Task description: Go through the listing below and list every line with "oferty".

[Dataset items]
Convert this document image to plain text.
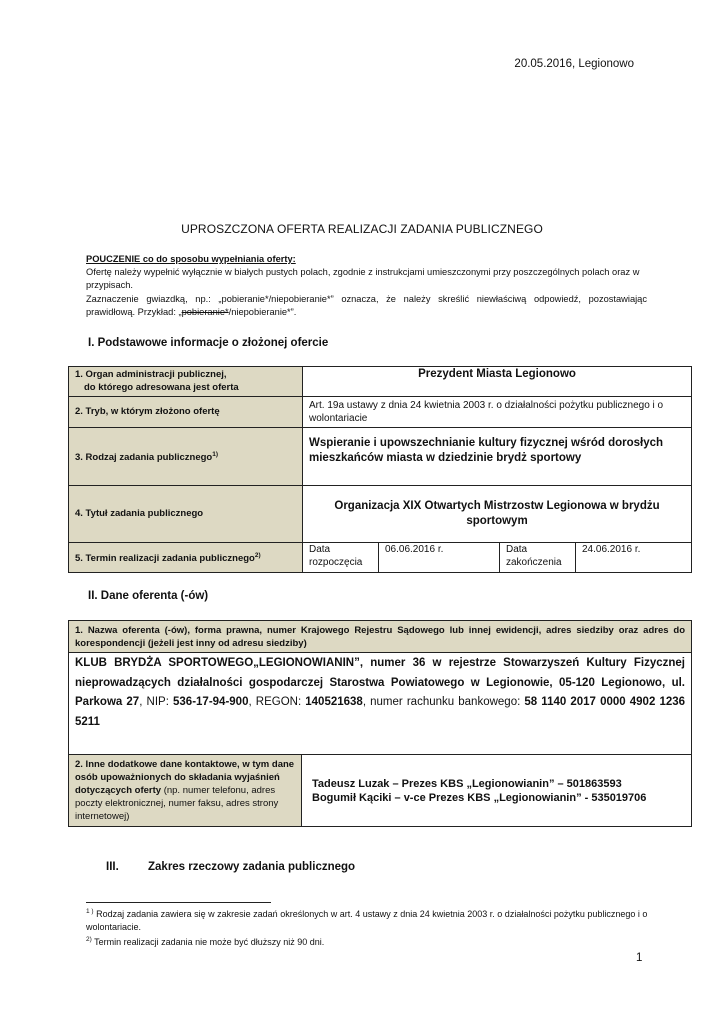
20.05.2016, Legionowo
UPROSZCZONA OFERTA REALIZACJI ZADANIA PUBLICZNEGO
POUCZENIE co do sposobu wypełniania oferty:
Ofertę należy wypełnić wyłącznie w białych pustych polach, zgodnie z instrukcjami umieszczonymi przy poszczególnych polach oraz w przypisach.
Zaznaczenie gwiazdką, np.: „pobieranie*/niepobieranie*” oznacza, że należy skreślić niewłaściwą odpowiedź, pozostawiając prawidłową. Przykład: „pobieranie*/niepobieranie*”.
I. Podstawowe informacje o złożonej ofercie
1. Organ administracji publicznej,
do którego adresowana jest oferta	Prezydent Miasta Legionowo			
2. Tryb, w którym złożono ofertę	Art. 19a ustawy z dnia 24 kwietnia 2003 r. o działalności pożytku publicznego i o wolontariacie			
3. Rodzaj zadania publicznego$^{1)}$	Wspieranie i upowszechnianie kultury fizycznej wśród dorosłych mieszkańców miasta w dziedzinie brydż sportowy			
4. Tytuł zadania publicznego	Organizacja XIX Otwartych Mistrzostw Legionowa w brydżu sportowym			
5. Termin realizacji zadania publicznego$^{2)}$	Data rozpoczęcia	06.06.2016 r.	Data zakończenia	24.06.2016 r.
II. Dane oferenta (-ów)
1. Nazwa oferenta (-ów), forma prawna, numer Krajowego Rejestru Sądowego lub innej ewidencji, adres siedziby oraz adres do korespondencji (jeżeli jest inny od adresu siedziby)
KLUB BRYDŻA SPORTOWEGO„LEGIONOWIANIN”, numer 36 w rejestrze Stowarzyszeń Kultury Fizycznej nieprowadzących działalności gospodarczej Starostwa Powiatowego w Legionowie, 05-120 Legionowo, ul. Parkowa 27, NIP: 536-17-94-900, REGON: 140521638, numer rachunku bankowego: 58 1140 2017 0000 4902 1236 5211
2. Inne dodatkowe dane kontaktowe, w tym dane osób upoważnionych do składania wyjaśnień dotyczących oferty (np. numer telefonu, adres poczty elektronicznej, numer faksu, adres strony internetowej)	
Tadeusz Luzak – Prezes KBS „Legionowianin” – 501863593
Bogumił Kąciki – v-ce Prezes KBS „Legionowianin” - 535019706
III.	Zakres rzeczowy zadania publicznego
$^{1 )}$ Rodzaj zadania zawiera się w zakresie zadań określonych w art. 4 ustawy z dnia 24 kwietnia 2003 r. o działalności pożytku publicznego i o wolontariacie.
$^{2)}$ Termin realizacji zadania nie może być dłuższy niż 90 dni.
1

Solution below:
POUCZENIE co do sposobu wypełniania oferty:
2. Inne dodatkowe dane kontaktowe, w tym dane osób upoważnionych do składania wyjaśnień dotyczących oferty (np. numer telefonu, adres poczty elektronicznej, numer faksu, adres strony internetowej)	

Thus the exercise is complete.